- [Selection]
ThinkJEPA
A forward-looking direction: combining JEPA latent world models with a semantic "thinking" pathway from vision-language models. Targets long-horizon reasoning and planning.
Core idea
A dual-temporal pathway architecture:
- Dense JEPA branch: densely sampled frames for fine-grained motion and interaction cues
- VLM thinker branch: uniformly sampled frames with larger temporal stride for knowledge-rich semantic guidance (uses Qwen3-VL Thinking)
The VLM provides long-horizon context, entity recognition, and general world knowledge that purely visual JEPA predictors lack.
Key contributions
- Dual-temporal perception field sampling: dense sampling for dynamics + sparse sampling for semantics
- Hierarchical pyramid representation extraction: aggregates multi-layer VLM representations into guidance features compatible with latent prediction
- Layer-wise guidance injection: VLM representations are injected into the JEPA predictor at multiple layers
Why not just use VLMs directly?

- [Data rows]
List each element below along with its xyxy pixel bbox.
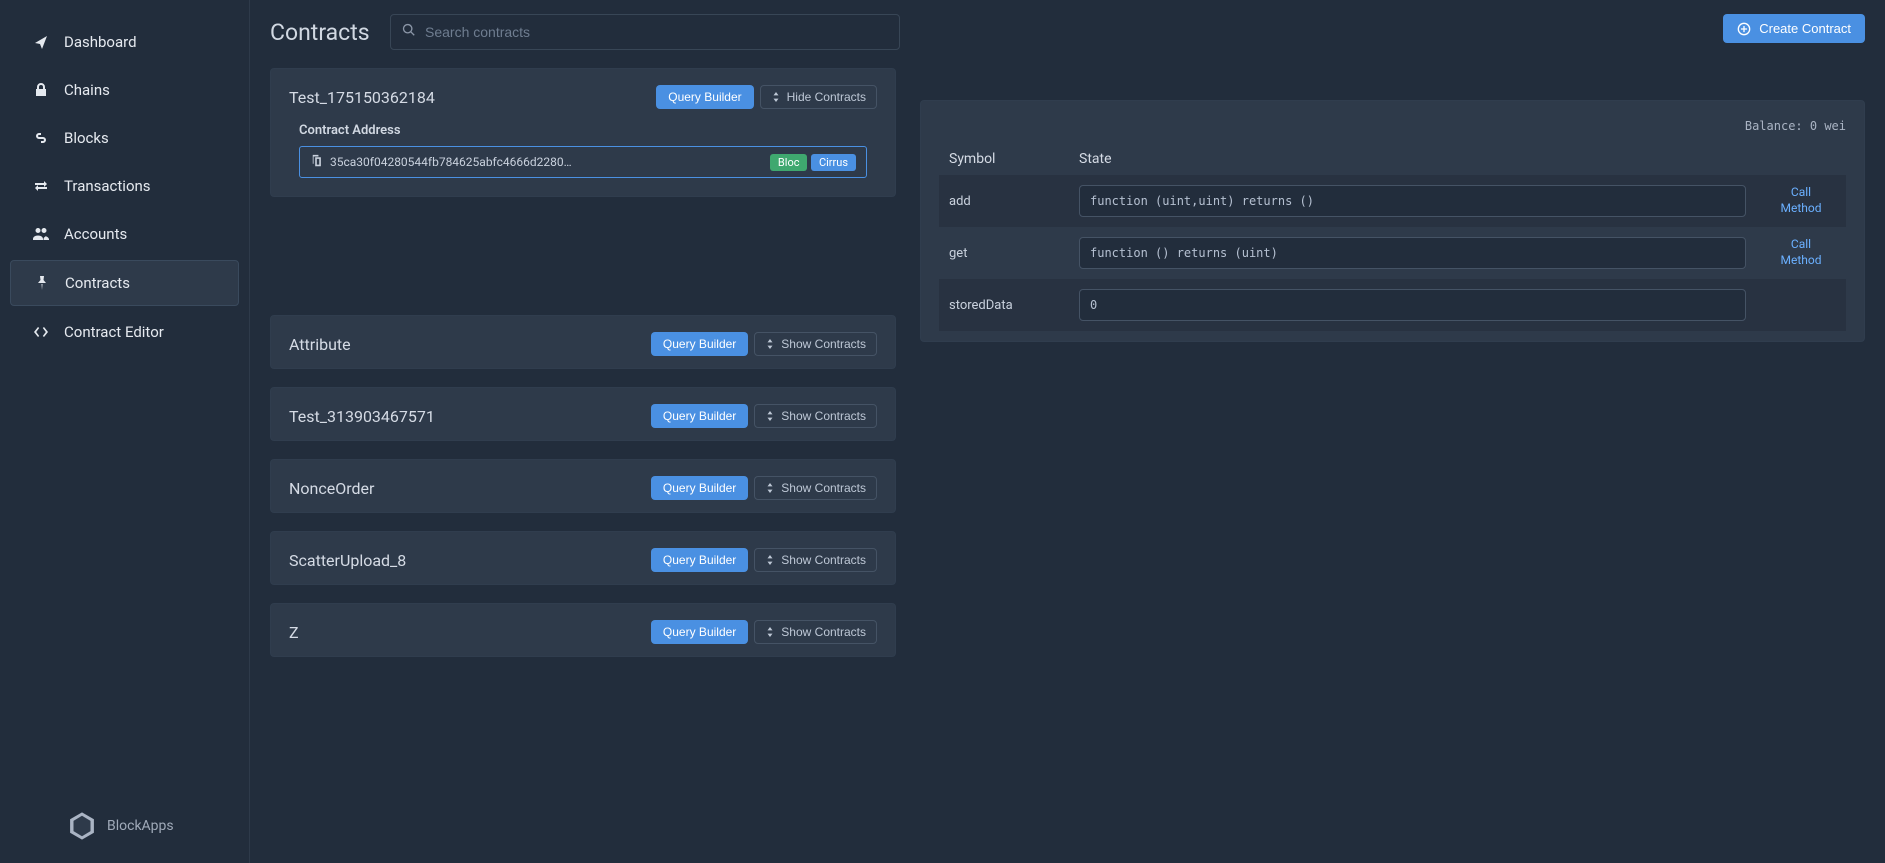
lock-icon	[32, 82, 50, 98]
thumbtack-icon	[33, 275, 51, 291]
users-icon	[32, 226, 50, 242]
contract-name: Attribute	[289, 335, 351, 354]
toggle-label: Show Contracts	[781, 481, 866, 495]
copy-icon[interactable]	[310, 154, 322, 170]
contract-card: ScatterUpload_8 Query Builder Show Contrac…	[270, 531, 896, 585]
toggle-label: Show Contracts	[781, 553, 866, 567]
sidebar-item-accounts[interactable]: Accounts	[10, 212, 239, 256]
sidebar-item-contracts[interactable]: Contracts	[10, 260, 239, 306]
contract-card: Z Query Builder Show Contracts	[270, 603, 896, 657]
page-title: Contracts	[270, 19, 370, 46]
col-symbol-header: Symbol	[939, 143, 1069, 175]
state-value: function () returns (uint)	[1079, 237, 1746, 269]
search-icon	[402, 23, 416, 41]
call-method-link[interactable]: CallMethod	[1781, 237, 1822, 268]
sidebar-item-label: Contracts	[65, 274, 130, 292]
contract-address-value: 35ca30f04280544fb784625abfc4666d2280…	[330, 155, 572, 169]
contract-card: Attribute Query Builder Show Contracts	[270, 315, 896, 369]
tag-bloc: Bloc	[770, 154, 808, 171]
toggle-label: Show Contracts	[781, 337, 866, 351]
sidebar-item-dashboard[interactable]: Dashboard	[10, 20, 239, 64]
exchange-icon	[32, 178, 50, 194]
tag-cirrus: Cirrus	[811, 154, 856, 171]
toggle-contracts-button[interactable]: Show Contracts	[754, 548, 877, 572]
sidebar-item-contract-editor[interactable]: Contract Editor	[10, 310, 239, 354]
brand-logo-icon	[65, 809, 99, 843]
symbol-cell: storedData	[939, 279, 1069, 331]
query-builder-button[interactable]: Query Builder	[656, 85, 753, 109]
contract-address-header: Contract Address	[299, 123, 867, 138]
sidebar-item-label: Accounts	[64, 225, 127, 243]
toggle-label: Show Contracts	[781, 409, 866, 423]
contract-card: Test_313903467571 Query Builder Show Contr…	[270, 387, 896, 441]
sidebar-item-label: Blocks	[64, 129, 109, 147]
code-icon	[32, 324, 50, 340]
contract-name: ScatterUpload_8	[289, 551, 406, 570]
detail-row: storedData 0	[939, 279, 1846, 331]
toggle-contracts-button[interactable]: Hide Contracts	[760, 85, 877, 109]
contract-address-row[interactable]: 35ca30f04280544fb784625abfc4666d2280… Blo…	[299, 146, 867, 178]
toggle-contracts-button[interactable]: Show Contracts	[754, 332, 877, 356]
search-input[interactable]	[390, 14, 900, 50]
query-builder-button[interactable]: Query Builder	[651, 404, 748, 428]
contract-card: Test_175150362184 Query Builder Hide Contr…	[270, 68, 896, 197]
toggle-label: Hide Contracts	[787, 90, 866, 104]
contract-name: Test_175150362184	[289, 88, 435, 107]
brand-label: BlockApps	[107, 818, 174, 834]
balance-label: Balance: 0 wei	[939, 119, 1846, 133]
sidebar-item-blocks[interactable]: Blocks	[10, 116, 239, 160]
sidebar-item-label: Dashboard	[64, 33, 137, 51]
chain-icon	[32, 130, 50, 146]
col-state-header: State	[1069, 143, 1756, 175]
sidebar-item-label: Contract Editor	[64, 323, 164, 341]
sidebar-item-transactions[interactable]: Transactions	[10, 164, 239, 208]
detail-row: get function () returns (uint) CallMethod	[939, 227, 1846, 279]
query-builder-button[interactable]: Query Builder	[651, 332, 748, 356]
call-method-link[interactable]: CallMethod	[1781, 185, 1822, 216]
toggle-contracts-button[interactable]: Show Contracts	[754, 620, 877, 644]
toggle-contracts-button[interactable]: Show Contracts	[754, 404, 877, 428]
contract-detail-panel: Balance: 0 wei Symbol State add function …	[920, 100, 1865, 342]
state-value: 0	[1079, 289, 1746, 321]
brand-footer: BlockApps	[0, 789, 249, 863]
create-contract-button[interactable]: Create Contract	[1723, 14, 1865, 43]
sidebar-item-chains[interactable]: Chains	[10, 68, 239, 112]
contract-name: Test_313903467571	[289, 407, 435, 426]
contract-list: Test_175150362184 Query Builder Hide Contr…	[270, 68, 900, 849]
query-builder-button[interactable]: Query Builder	[651, 476, 748, 500]
toggle-contracts-button[interactable]: Show Contracts	[754, 476, 877, 500]
query-builder-button[interactable]: Query Builder	[651, 620, 748, 644]
toggle-label: Show Contracts	[781, 625, 866, 639]
sidebar: Dashboard Chains Blocks Transactions Account…	[0, 0, 250, 863]
sidebar-item-label: Chains	[64, 81, 110, 99]
cursor-icon	[32, 34, 50, 50]
contract-card: NonceOrder Query Builder Show Contracts	[270, 459, 896, 513]
detail-row: add function (uint,uint) returns () CallMe…	[939, 175, 1846, 227]
state-value: function (uint,uint) returns ()	[1079, 185, 1746, 217]
query-builder-button[interactable]: Query Builder	[651, 548, 748, 572]
symbol-cell: add	[939, 175, 1069, 227]
symbol-cell: get	[939, 227, 1069, 279]
contract-name: Z	[289, 623, 299, 642]
create-contract-label: Create Contract	[1759, 21, 1851, 36]
sidebar-item-label: Transactions	[64, 177, 151, 195]
contract-name: NonceOrder	[289, 479, 374, 498]
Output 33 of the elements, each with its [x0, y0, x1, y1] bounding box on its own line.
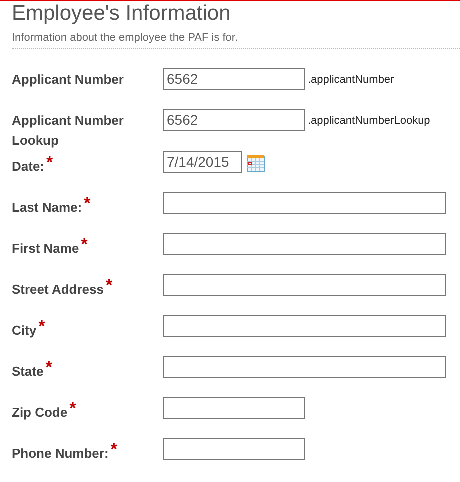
required-mark: * — [46, 153, 54, 172]
date-field[interactable]: 7/14/2015 — [163, 151, 242, 173]
input-field[interactable] — [163, 233, 446, 255]
input-field[interactable]: 6562 — [163, 109, 305, 131]
required-mark: * — [70, 399, 76, 418]
field-label: Street Address — [12, 282, 104, 297]
input-field[interactable] — [163, 397, 305, 419]
field-label: Date: — [12, 159, 45, 174]
required-mark: * — [106, 276, 113, 295]
field-label: Phone Number: — [12, 446, 109, 461]
section-description: Information about the employee the PAF is for. — [12, 32, 460, 49]
calendar-icon[interactable] — [247, 154, 265, 172]
field-label: Applicant Number — [12, 72, 124, 87]
field-label: State — [12, 364, 44, 379]
required-mark: * — [110, 440, 118, 459]
input-field[interactable] — [163, 356, 446, 378]
field-label: Zip Code — [12, 405, 68, 420]
required-mark: * — [46, 358, 52, 377]
field-label: Applicant Number Lookup — [12, 113, 124, 148]
input-field[interactable]: 6562 — [163, 68, 305, 90]
input-field[interactable] — [163, 192, 446, 214]
section-title: Employee's Information — [12, 1, 232, 27]
required-mark: * — [81, 235, 88, 254]
field-binding: .applicantNumberLookup — [308, 115, 430, 127]
input-field[interactable] — [163, 315, 446, 337]
field-label: City — [12, 323, 37, 338]
required-mark: * — [38, 317, 46, 336]
input-field[interactable] — [163, 274, 446, 296]
input-field[interactable] — [163, 438, 305, 460]
field-binding: .applicantNumber — [308, 74, 394, 86]
field-label: First Name — [12, 241, 80, 256]
required-mark: * — [84, 194, 91, 213]
field-label: Last Name: — [12, 200, 82, 215]
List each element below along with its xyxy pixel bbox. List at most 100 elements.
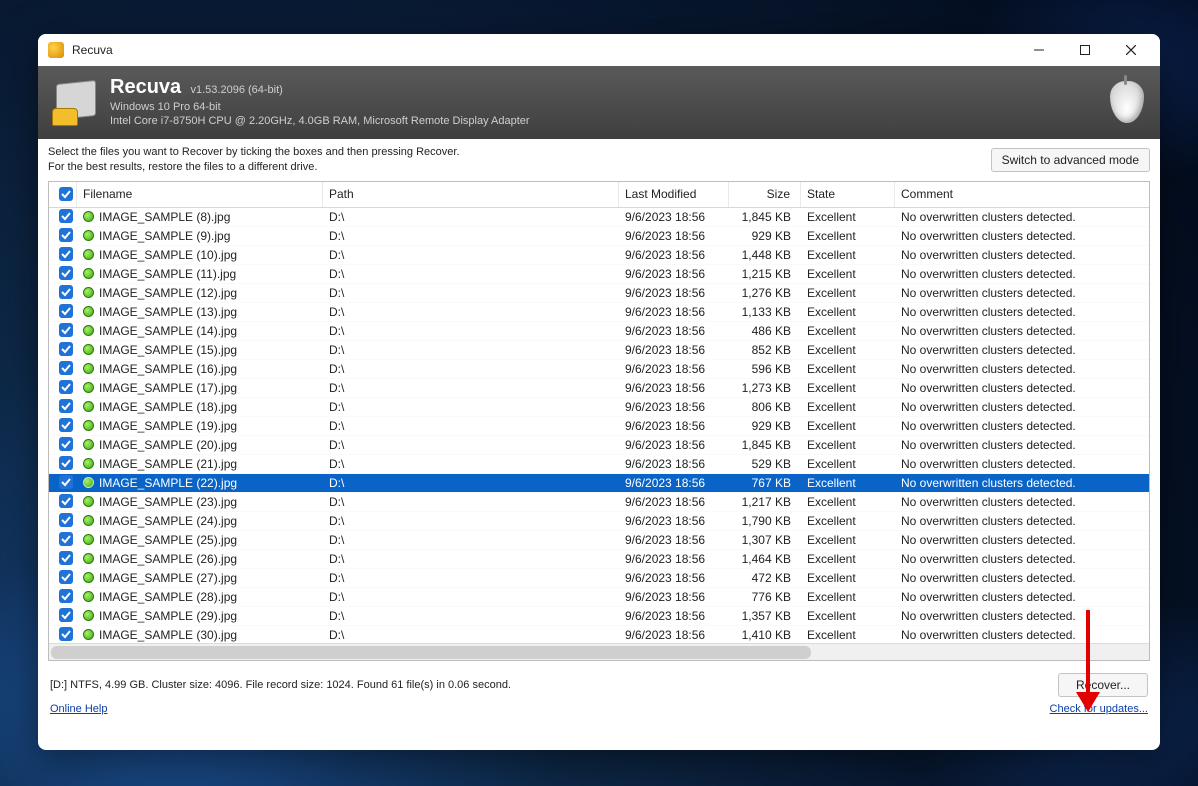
app-name: Recuva <box>110 76 181 99</box>
col-size[interactable]: Size <box>729 182 801 207</box>
table-row[interactable]: IMAGE_SAMPLE (24).jpgD:\9/6/2023 18:561,… <box>49 512 1149 531</box>
row-checkbox[interactable] <box>59 608 73 622</box>
cell-last-modified: 9/6/2023 18:56 <box>619 324 729 338</box>
row-checkbox[interactable] <box>59 380 73 394</box>
row-checkbox[interactable] <box>59 551 73 565</box>
row-checkbox[interactable] <box>59 247 73 261</box>
row-checkbox[interactable] <box>59 589 73 603</box>
recuva-logo-icon <box>50 78 98 126</box>
cell-filename: IMAGE_SAMPLE (15).jpg <box>77 343 323 357</box>
filename-text: IMAGE_SAMPLE (23).jpg <box>99 495 237 509</box>
close-button[interactable] <box>1108 34 1154 66</box>
cell-state: Excellent <box>801 438 895 452</box>
recover-button[interactable]: Recover... <box>1058 673 1148 697</box>
row-checkbox[interactable] <box>59 570 73 584</box>
table-row[interactable]: IMAGE_SAMPLE (26).jpgD:\9/6/2023 18:561,… <box>49 550 1149 569</box>
row-checkbox[interactable] <box>59 285 73 299</box>
cell-state: Excellent <box>801 495 895 509</box>
cell-size: 1,448 KB <box>729 248 801 262</box>
select-all-checkbox[interactable] <box>59 187 73 201</box>
table-row[interactable]: IMAGE_SAMPLE (11).jpgD:\9/6/2023 18:561,… <box>49 265 1149 284</box>
row-checkbox[interactable] <box>59 399 73 413</box>
table-row[interactable]: IMAGE_SAMPLE (12).jpgD:\9/6/2023 18:561,… <box>49 284 1149 303</box>
cell-path: D:\ <box>323 514 619 528</box>
table-row[interactable]: IMAGE_SAMPLE (16).jpgD:\9/6/2023 18:5659… <box>49 360 1149 379</box>
cell-comment: No overwritten clusters detected. <box>895 533 1149 547</box>
col-path[interactable]: Path <box>323 182 619 207</box>
check-updates-link[interactable]: Check for updates... <box>1050 703 1148 715</box>
file-grid: Filename Path Last Modified Size State C… <box>48 181 1150 661</box>
table-row[interactable]: IMAGE_SAMPLE (23).jpgD:\9/6/2023 18:561,… <box>49 493 1149 512</box>
row-checkbox[interactable] <box>59 494 73 508</box>
status-dot-icon <box>83 268 94 279</box>
row-checkbox[interactable] <box>59 418 73 432</box>
table-row[interactable]: IMAGE_SAMPLE (20).jpgD:\9/6/2023 18:561,… <box>49 436 1149 455</box>
cell-state: Excellent <box>801 419 895 433</box>
grid-body[interactable]: IMAGE_SAMPLE (8).jpgD:\9/6/2023 18:561,8… <box>49 208 1149 643</box>
status-dot-icon <box>83 534 94 545</box>
table-row[interactable]: IMAGE_SAMPLE (29).jpgD:\9/6/2023 18:561,… <box>49 607 1149 626</box>
header-checkbox-cell[interactable] <box>49 182 77 207</box>
row-checkbox[interactable] <box>59 342 73 356</box>
cell-state: Excellent <box>801 590 895 604</box>
col-state[interactable]: State <box>801 182 895 207</box>
cell-path: D:\ <box>323 400 619 414</box>
cell-last-modified: 9/6/2023 18:56 <box>619 248 729 262</box>
row-checkbox[interactable] <box>59 209 73 223</box>
table-row[interactable]: IMAGE_SAMPLE (15).jpgD:\9/6/2023 18:5685… <box>49 341 1149 360</box>
cell-last-modified: 9/6/2023 18:56 <box>619 362 729 376</box>
table-row[interactable]: IMAGE_SAMPLE (10).jpgD:\9/6/2023 18:561,… <box>49 246 1149 265</box>
cell-path: D:\ <box>323 248 619 262</box>
maximize-button[interactable] <box>1062 34 1108 66</box>
cell-comment: No overwritten clusters detected. <box>895 590 1149 604</box>
table-row[interactable]: IMAGE_SAMPLE (8).jpgD:\9/6/2023 18:561,8… <box>49 208 1149 227</box>
table-row[interactable]: IMAGE_SAMPLE (14).jpgD:\9/6/2023 18:5648… <box>49 322 1149 341</box>
cell-size: 776 KB <box>729 590 801 604</box>
online-help-link[interactable]: Online Help <box>50 703 107 715</box>
row-checkbox[interactable] <box>59 456 73 470</box>
col-last-modified[interactable]: Last Modified <box>619 182 729 207</box>
row-checkbox[interactable] <box>59 228 73 242</box>
cell-filename: IMAGE_SAMPLE (21).jpg <box>77 457 323 471</box>
table-row[interactable]: IMAGE_SAMPLE (25).jpgD:\9/6/2023 18:561,… <box>49 531 1149 550</box>
cell-filename: IMAGE_SAMPLE (29).jpg <box>77 609 323 623</box>
row-checkbox[interactable] <box>59 361 73 375</box>
row-checkbox[interactable] <box>59 323 73 337</box>
row-checkbox[interactable] <box>59 266 73 280</box>
table-row[interactable]: IMAGE_SAMPLE (18).jpgD:\9/6/2023 18:5680… <box>49 398 1149 417</box>
table-row[interactable]: IMAGE_SAMPLE (22).jpgD:\9/6/2023 18:5676… <box>49 474 1149 493</box>
col-comment[interactable]: Comment <box>895 182 1149 207</box>
app-icon <box>48 42 64 58</box>
cell-path: D:\ <box>323 590 619 604</box>
cell-last-modified: 9/6/2023 18:56 <box>619 267 729 281</box>
cell-last-modified: 9/6/2023 18:56 <box>619 210 729 224</box>
table-row[interactable]: IMAGE_SAMPLE (13).jpgD:\9/6/2023 18:561,… <box>49 303 1149 322</box>
row-checkbox[interactable] <box>59 437 73 451</box>
filename-text: IMAGE_SAMPLE (9).jpg <box>99 229 230 243</box>
row-checkbox[interactable] <box>59 513 73 527</box>
cell-comment: No overwritten clusters detected. <box>895 419 1149 433</box>
status-dot-icon <box>83 496 94 507</box>
minimize-button[interactable] <box>1016 34 1062 66</box>
table-row[interactable]: IMAGE_SAMPLE (19).jpgD:\9/6/2023 18:5692… <box>49 417 1149 436</box>
hw-info: Intel Core i7-8750H CPU @ 2.20GHz, 4.0GB… <box>110 115 1098 127</box>
hscroll-thumb[interactable] <box>51 646 811 659</box>
cell-comment: No overwritten clusters detected. <box>895 229 1149 243</box>
table-row[interactable]: IMAGE_SAMPLE (28).jpgD:\9/6/2023 18:5677… <box>49 588 1149 607</box>
cell-size: 1,273 KB <box>729 381 801 395</box>
table-row[interactable]: IMAGE_SAMPLE (30).jpgD:\9/6/2023 18:561,… <box>49 626 1149 643</box>
col-filename[interactable]: Filename <box>77 182 323 207</box>
row-checkbox[interactable] <box>59 475 73 489</box>
table-row[interactable]: IMAGE_SAMPLE (9).jpgD:\9/6/2023 18:56929… <box>49 227 1149 246</box>
horizontal-scrollbar[interactable] <box>49 643 1149 660</box>
switch-advanced-button[interactable]: Switch to advanced mode <box>991 148 1150 172</box>
cell-state: Excellent <box>801 210 895 224</box>
row-checkbox[interactable] <box>59 304 73 318</box>
table-row[interactable]: IMAGE_SAMPLE (17).jpgD:\9/6/2023 18:561,… <box>49 379 1149 398</box>
row-checkbox[interactable] <box>59 627 73 641</box>
cell-size: 1,410 KB <box>729 628 801 642</box>
table-row[interactable]: IMAGE_SAMPLE (21).jpgD:\9/6/2023 18:5652… <box>49 455 1149 474</box>
table-row[interactable]: IMAGE_SAMPLE (27).jpgD:\9/6/2023 18:5647… <box>49 569 1149 588</box>
cell-size: 929 KB <box>729 229 801 243</box>
row-checkbox[interactable] <box>59 532 73 546</box>
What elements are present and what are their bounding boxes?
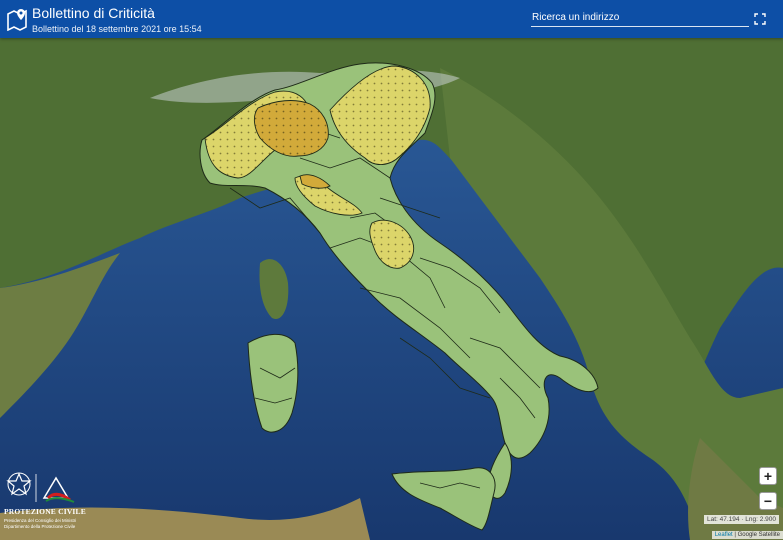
protezione-civile-logo [6,472,75,503]
zoom-in-button[interactable]: + [759,467,777,485]
map-marker-icon [7,9,27,31]
address-search-input[interactable] [531,9,749,27]
coordinates-readout: Lat: 47.194 · Lng: 2.900 [703,515,779,524]
zoom-out-button[interactable]: − [759,492,777,510]
fullscreen-icon[interactable] [754,13,766,25]
criticality-map[interactable] [0,38,783,540]
map-attribution: Leaflet | Google Satellite [711,531,783,539]
app-title: Bollettino di Criticità [32,5,155,21]
attribution-text: Google Satellite [737,532,780,538]
civil-protection-emblem-icon [42,476,75,503]
republic-emblem-icon [6,472,32,496]
leaflet-link[interactable]: Leaflet [715,532,733,538]
bulletin-date: Bollettino del 18 settembre 2021 ore 15:… [32,24,202,34]
app-header: Bollettino di Criticità Bollettino del 1… [0,0,783,38]
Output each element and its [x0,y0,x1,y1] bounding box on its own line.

- [Exercise requirements]
a: Reproduce the ThinkJEPA overview word for word, everything from "The VLM provides" down to "use VLMs directly?".
b: State whether each of the following agrees with the ThinkJEPA overview, answering yes or no and quoting the words that decide it: (i) the VLM thinker branch uses Qwen3-VL Thinking; (ii) the dense JEPA branch works on uniformly sampled frames with a larger temporal stride; (iii) VLM representations are injected into the JEPA predictor at a single layer only.
c: Write the next part of the ThinkJEPA overview, picking up after its final line.
The data above bear no relation to the ThinkJEPA overview.

- [Results in order]
a:
The VLM provides long-horizon context, entity recognition, and general world knowledge that purely visual JEPA predictors lack.
Key contributions
- Dual-temporal perception field sampling: dense sampling for dynamics + sparse sampling for semantics
- Hierarchical pyramid representation extraction: aggregates multi-layer VLM representations into guidance features compatible with latent prediction
- Layer-wise guidance injection: VLM representations are injected into the JEPA predictor at multiple layers
Why not just use VLMs directly?

b:
(i) Yes: "uses Qwen3-VL Thinking"
(ii) No: "Dense JEPA branch: densely sampled frames for fine-grained motion and interaction cues"
(iii) No: "VLM representations are injected into the JEPA predictor at multiple layers"

c:
Three limitations of standalone VLMs for dense prediction:
- Compute-driven sparsity: quadratic attention cost limits frame count
- Language-output bottleneck: continuous interaction states compressed into text-oriented representations
- Data regime mismatch: fine-tuning VLMs on small domain datasets causes catastrophic forgetting
ThinkJEPA avoids these by using the VLM as a guide, not a replacement.
Results
Outperforms both VLM-only baselines and JEPA-predictor baselines on hand-manipulation trajectory prediction. More robust long-horizon rollout behavior.
Significance in the JEPA timeline
Represents the convergence of two major paradigms: JEPA-style latent world models and large vision-language models. Points toward a future where world models have both fine-grained physical dynamics AND high-level semantic understanding.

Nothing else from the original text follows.